“La vita perfetta di William Sidis”
Il genio è condanna
La storia di un bambino prodigio, raccontata da Morten Brask, è bella e appassionante. Efficace l’idea dello scrittore danese, per la prima volta tradotto in Italia, di raccontarla secondo tre diverse cronologie che catturano l’attenzione del lettore
«Vorrei vivere la vita perfetta. L’unico modo per avere la vita perfetta è viverla in solitudine» dichiara William Sidis a un giornalista nel 1914. Ma già leggendo le prime pagine di questo bel romanzo di Morten Brask si ha l’impressione che il titolo sia tristemente ironico: La vita perfetta di William Sidis (Iperborea, 396 pagine, 17,50 euro).La vita del giovane Sidis è tutt’altro che perfetta. Nel secondo capitolo, appena tre pagine dopo l’inizio del libro, c’è il racconto della lezione tenuta dall’undicenne William Sidis nell’aula magna della Harvard Mathematical Society. La descrizione è curatissima, c’è un crescendo di attesa da parte del pubblico e del padre e di angoscia da parte di quello che è ancora un bambino, anche se la sua mente è già superiore a quella di tutti i presenti nell’aula, studenti e professori, e, come tale, cerca un appoggio dal padre, che invece lo tratta come un suo pari: «William cerca il suo sguardo ma Boris non se ne accorge, ride per qualche battuta del collega.[…]. Sente uno strano disagio. Ha la nausea […] Come vorrebbe che fosse tutto finito, che lui e Boris potessero andarsene da quegli odori, nel freddo e pulito mondo fuori. Non ha la minima voglia di fare quello che tutti si aspettano da lui. Non vuole farlo, non vuole. Ma sa bene cosa significa per suo padre…». Ecco dunque. Comincia a parlare e poi è come un fiume in piena. Ma il suo essere bambino è stato in qualche modo violentato, annullato, parla come un grande, come uno che è più avanti di tutti i presenti. È come se in lui ci fossero ormai due persone diverse.

• Righe fornite
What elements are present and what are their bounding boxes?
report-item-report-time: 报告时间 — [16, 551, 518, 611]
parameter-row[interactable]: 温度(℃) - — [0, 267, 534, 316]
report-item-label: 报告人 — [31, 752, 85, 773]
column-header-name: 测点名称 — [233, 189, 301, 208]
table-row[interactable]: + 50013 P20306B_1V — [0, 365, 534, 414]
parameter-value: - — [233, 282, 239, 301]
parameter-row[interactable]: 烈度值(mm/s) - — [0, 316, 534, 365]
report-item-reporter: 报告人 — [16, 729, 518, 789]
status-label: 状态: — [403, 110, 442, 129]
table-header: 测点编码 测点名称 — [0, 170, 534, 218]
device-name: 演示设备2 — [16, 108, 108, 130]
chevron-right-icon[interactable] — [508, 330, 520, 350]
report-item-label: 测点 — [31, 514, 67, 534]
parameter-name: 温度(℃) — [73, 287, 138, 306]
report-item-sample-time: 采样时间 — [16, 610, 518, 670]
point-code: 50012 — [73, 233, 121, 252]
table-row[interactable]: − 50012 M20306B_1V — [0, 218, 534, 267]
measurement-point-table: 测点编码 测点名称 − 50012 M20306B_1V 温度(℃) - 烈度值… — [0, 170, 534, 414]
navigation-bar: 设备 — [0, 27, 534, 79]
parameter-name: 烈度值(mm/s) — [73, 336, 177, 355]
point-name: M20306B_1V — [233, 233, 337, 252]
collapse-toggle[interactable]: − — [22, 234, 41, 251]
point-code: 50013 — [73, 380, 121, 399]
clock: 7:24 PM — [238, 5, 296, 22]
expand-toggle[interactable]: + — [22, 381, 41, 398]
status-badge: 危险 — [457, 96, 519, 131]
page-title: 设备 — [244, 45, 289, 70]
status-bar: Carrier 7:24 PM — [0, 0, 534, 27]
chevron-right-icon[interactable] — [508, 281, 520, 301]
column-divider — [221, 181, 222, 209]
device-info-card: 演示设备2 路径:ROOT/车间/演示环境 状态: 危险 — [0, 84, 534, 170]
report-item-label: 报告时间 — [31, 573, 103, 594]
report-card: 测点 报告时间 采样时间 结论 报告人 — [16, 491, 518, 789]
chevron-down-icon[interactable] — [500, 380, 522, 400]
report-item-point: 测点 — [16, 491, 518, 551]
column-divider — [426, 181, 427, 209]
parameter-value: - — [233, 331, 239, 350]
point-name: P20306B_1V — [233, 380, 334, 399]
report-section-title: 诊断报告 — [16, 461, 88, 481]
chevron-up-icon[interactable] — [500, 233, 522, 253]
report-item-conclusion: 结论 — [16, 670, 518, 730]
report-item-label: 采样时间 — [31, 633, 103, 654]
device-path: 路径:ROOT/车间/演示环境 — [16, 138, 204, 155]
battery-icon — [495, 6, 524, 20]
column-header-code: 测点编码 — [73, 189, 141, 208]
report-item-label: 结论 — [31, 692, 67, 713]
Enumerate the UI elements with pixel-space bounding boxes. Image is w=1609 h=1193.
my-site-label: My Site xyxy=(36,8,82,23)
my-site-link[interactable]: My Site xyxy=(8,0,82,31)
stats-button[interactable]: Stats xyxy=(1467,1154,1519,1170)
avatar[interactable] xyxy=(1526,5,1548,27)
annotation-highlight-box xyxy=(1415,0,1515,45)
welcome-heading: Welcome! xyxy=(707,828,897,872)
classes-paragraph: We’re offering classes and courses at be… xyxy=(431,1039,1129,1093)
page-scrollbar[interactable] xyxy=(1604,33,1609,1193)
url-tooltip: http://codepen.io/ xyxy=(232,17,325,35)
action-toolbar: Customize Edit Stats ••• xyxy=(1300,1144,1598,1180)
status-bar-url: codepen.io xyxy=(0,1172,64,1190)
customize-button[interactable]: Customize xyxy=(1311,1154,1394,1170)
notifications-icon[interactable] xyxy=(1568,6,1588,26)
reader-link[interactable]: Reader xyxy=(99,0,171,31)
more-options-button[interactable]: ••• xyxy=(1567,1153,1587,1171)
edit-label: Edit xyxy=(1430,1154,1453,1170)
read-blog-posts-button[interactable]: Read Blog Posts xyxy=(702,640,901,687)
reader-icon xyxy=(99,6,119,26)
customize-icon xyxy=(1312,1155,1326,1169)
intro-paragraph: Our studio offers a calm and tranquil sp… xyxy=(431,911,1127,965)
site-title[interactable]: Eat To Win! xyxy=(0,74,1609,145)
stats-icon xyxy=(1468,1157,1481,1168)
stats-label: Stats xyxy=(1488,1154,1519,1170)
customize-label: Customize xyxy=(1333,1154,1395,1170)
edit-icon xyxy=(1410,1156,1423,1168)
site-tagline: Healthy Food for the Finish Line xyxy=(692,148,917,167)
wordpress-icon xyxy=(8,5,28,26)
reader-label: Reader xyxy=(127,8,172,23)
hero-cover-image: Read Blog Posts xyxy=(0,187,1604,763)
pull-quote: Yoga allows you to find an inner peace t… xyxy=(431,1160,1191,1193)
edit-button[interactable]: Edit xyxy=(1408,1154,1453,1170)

• Compito indicato 1
Trascrivi integralmente l'estratto scelto sulla vita di William Sidis, senza cambiare nulla.
• Compito indicato 2
Restituisci alla lettera le righe fornite, partendo dalla prima e arrivando fino alla riga che contiene "report-item-label: 测点 — [31, 514, 67, 534]", entrambe comprese.

• Risposta 1
“La vita perfetta di William Sidis”
Il genio è condanna
La storia di un bambino prodigio, raccontata da Morten Brask, è bella e appassionante. Efficace l’idea dello scrittore danese, per la prima volta tradotto in Italia, di raccontarla secondo tre diverse cronologie che catturano l’attenzione del lettore
«Vorrei vivere la vita perfetta. L’unico modo per avere la vita perfetta è viverla in solitudine» dichiara William Sidis a un giornalista nel 1914. Ma già leggendo le prime pagine di questo bel romanzo di Morten Brask si ha l’impressione che il titolo sia tristemente ironico: La vita perfetta di William Sidis (Iperborea, 396 pagine, 17,50 euro).La vita del giovane Sidis è tutt’altro che perfetta. Nel secondo capitolo, appena tre pagine dopo l’inizio del libro, c’è il racconto della lezione tenuta dall’undicenne William Sidis nell’aula magna della Harvard Mathematical Society. La descrizione è curatissima, c’è un crescendo di attesa da parte del pubblico e del padre e di angoscia da parte di quello che è ancora un bambino, anche se la sua mente è già superiore a quella di tutti i presenti nell’aula, studenti e professori, e, come tale, cerca un appoggio dal padre, che invece lo tratta come un suo pari: «William cerca il suo sguardo ma Boris non se ne accorge, ride per qualche battuta del collega.[…]. Sente uno strano disagio. Ha la nausea […] Come vorrebbe che fosse tutto finito, che lui e Boris potessero andarsene da quegli odori, nel freddo e pulito mondo fuori. Non ha la minima voglia di fare quello che tutti si aspettano da lui. Non vuole farlo, non vuole. Ma sa bene cosa significa per suo padre…». Ecco dunque. Comincia a parlare e poi è come un fiume in piena. Ma il suo essere bambino è stato in qualche modo violentato, annullato, parla come un grande, come uno che è più avanti di tutti i presenti. È come se in lui ci fossero ormai due persone diverse.

• Risposta 2
What elements are present and what are their bounding boxes?
report-item-report-time: 报告时间 — [16, 551, 518, 611]
parameter-row[interactable]: 温度(℃) - — [0, 267, 534, 316]
report-item-label: 报告人 — [31, 752, 85, 773]
column-header-name: 测点名称 — [233, 189, 301, 208]
table-row[interactable]: + 50013 P20306B_1V — [0, 365, 534, 414]
parameter-value: - — [233, 282, 239, 301]
parameter-row[interactable]: 烈度值(mm/s) - — [0, 316, 534, 365]
report-item-reporter: 报告人 — [16, 729, 518, 789]
status-label: 状态: — [403, 110, 442, 129]
table-header: 测点编码 测点名称 — [0, 170, 534, 218]
device-name: 演示设备2 — [16, 108, 108, 130]
chevron-right-icon[interactable] — [508, 330, 520, 350]
report-item-label: 测点 — [31, 514, 67, 534]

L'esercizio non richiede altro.